EXERCISE BRIEF
Tell how many lines contain the word "takeover". Reply with the number only.

——————

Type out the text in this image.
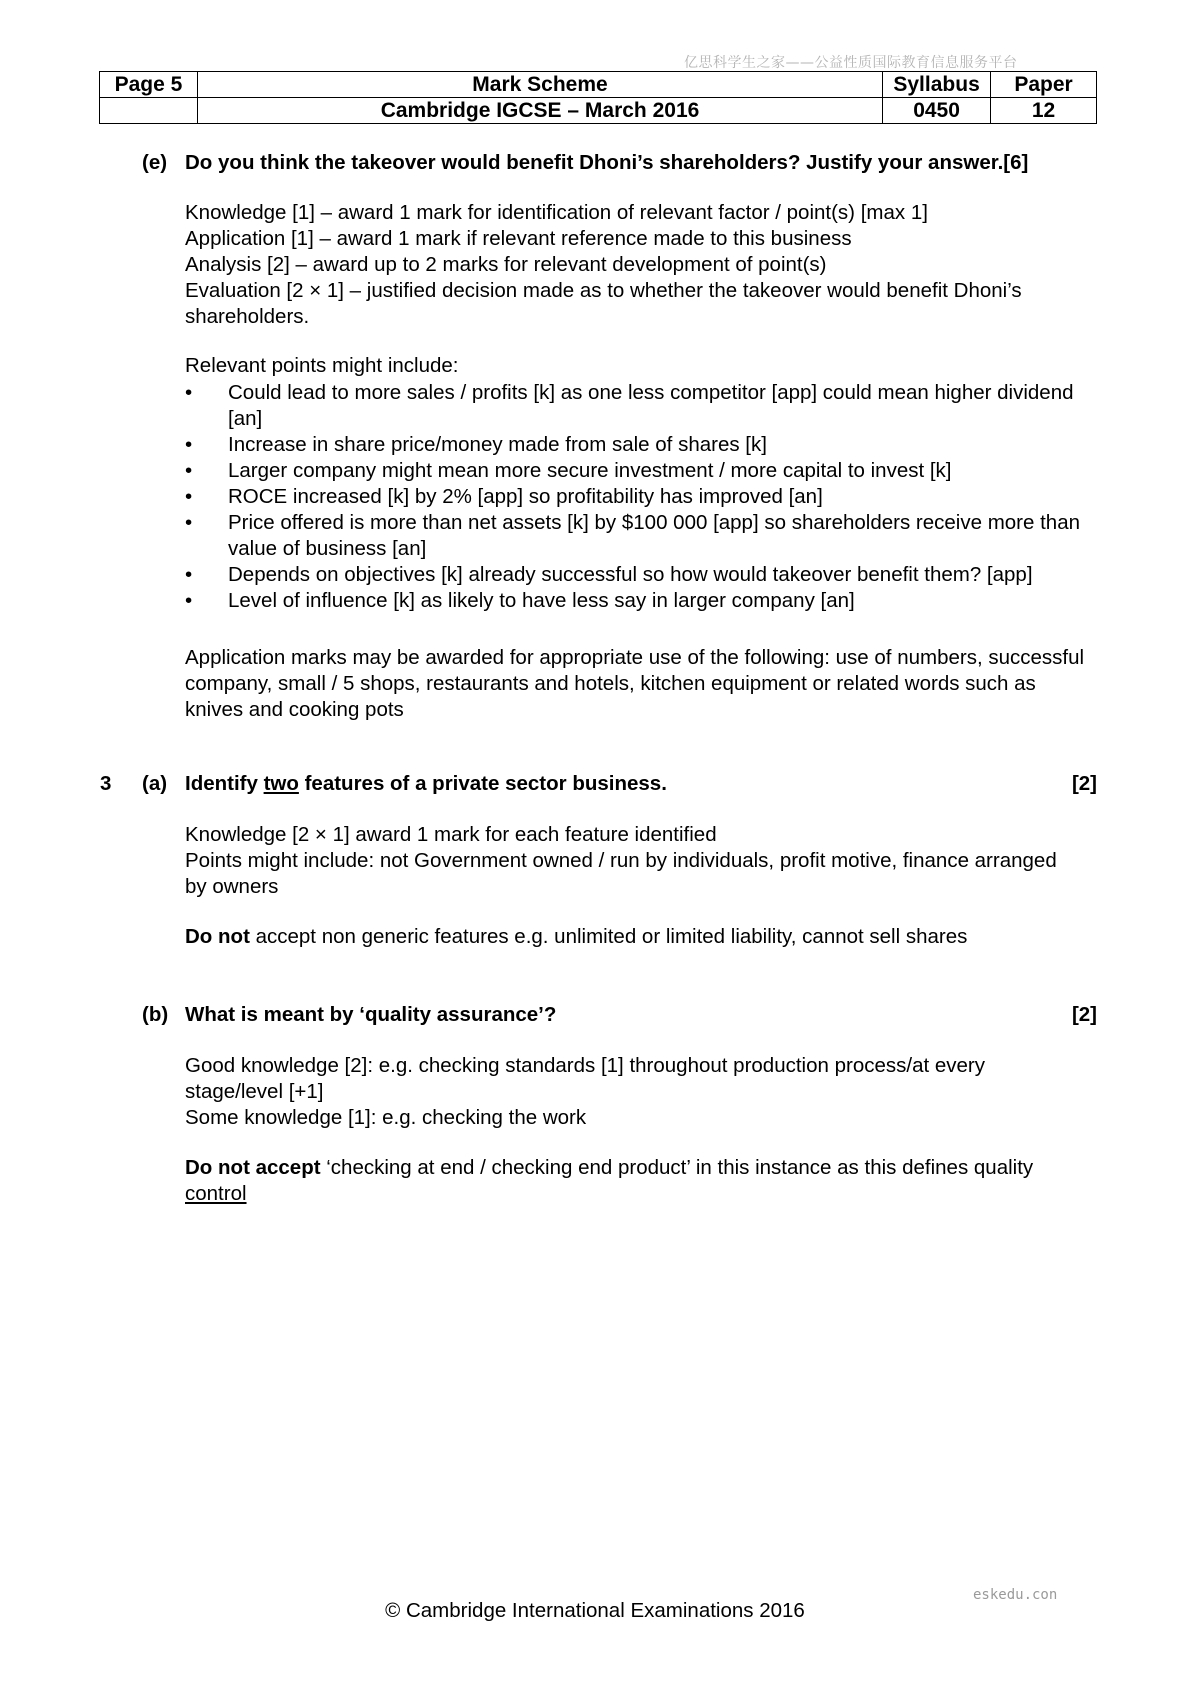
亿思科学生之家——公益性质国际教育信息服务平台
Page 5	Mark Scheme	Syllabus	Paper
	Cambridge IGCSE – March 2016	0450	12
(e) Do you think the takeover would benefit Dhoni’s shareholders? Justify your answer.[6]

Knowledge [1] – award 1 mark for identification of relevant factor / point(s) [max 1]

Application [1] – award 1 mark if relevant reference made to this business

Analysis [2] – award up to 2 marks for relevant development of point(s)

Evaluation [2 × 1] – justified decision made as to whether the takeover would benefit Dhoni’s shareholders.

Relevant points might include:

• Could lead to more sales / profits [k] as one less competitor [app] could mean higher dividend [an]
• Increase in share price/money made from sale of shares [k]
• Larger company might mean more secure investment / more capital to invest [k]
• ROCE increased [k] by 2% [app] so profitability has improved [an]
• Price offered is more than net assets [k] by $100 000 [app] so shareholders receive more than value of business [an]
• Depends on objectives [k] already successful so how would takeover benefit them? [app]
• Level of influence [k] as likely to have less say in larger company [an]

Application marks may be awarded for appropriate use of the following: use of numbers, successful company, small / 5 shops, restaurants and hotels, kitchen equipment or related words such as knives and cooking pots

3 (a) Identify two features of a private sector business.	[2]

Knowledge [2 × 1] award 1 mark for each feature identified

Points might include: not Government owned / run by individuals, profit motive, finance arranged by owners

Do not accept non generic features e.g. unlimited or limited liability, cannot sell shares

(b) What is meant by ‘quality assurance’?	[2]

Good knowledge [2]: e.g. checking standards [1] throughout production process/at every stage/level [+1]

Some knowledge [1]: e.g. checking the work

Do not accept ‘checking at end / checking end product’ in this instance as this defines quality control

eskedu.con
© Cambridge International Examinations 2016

——————

SOLUTION TO THIS EXERCISE
3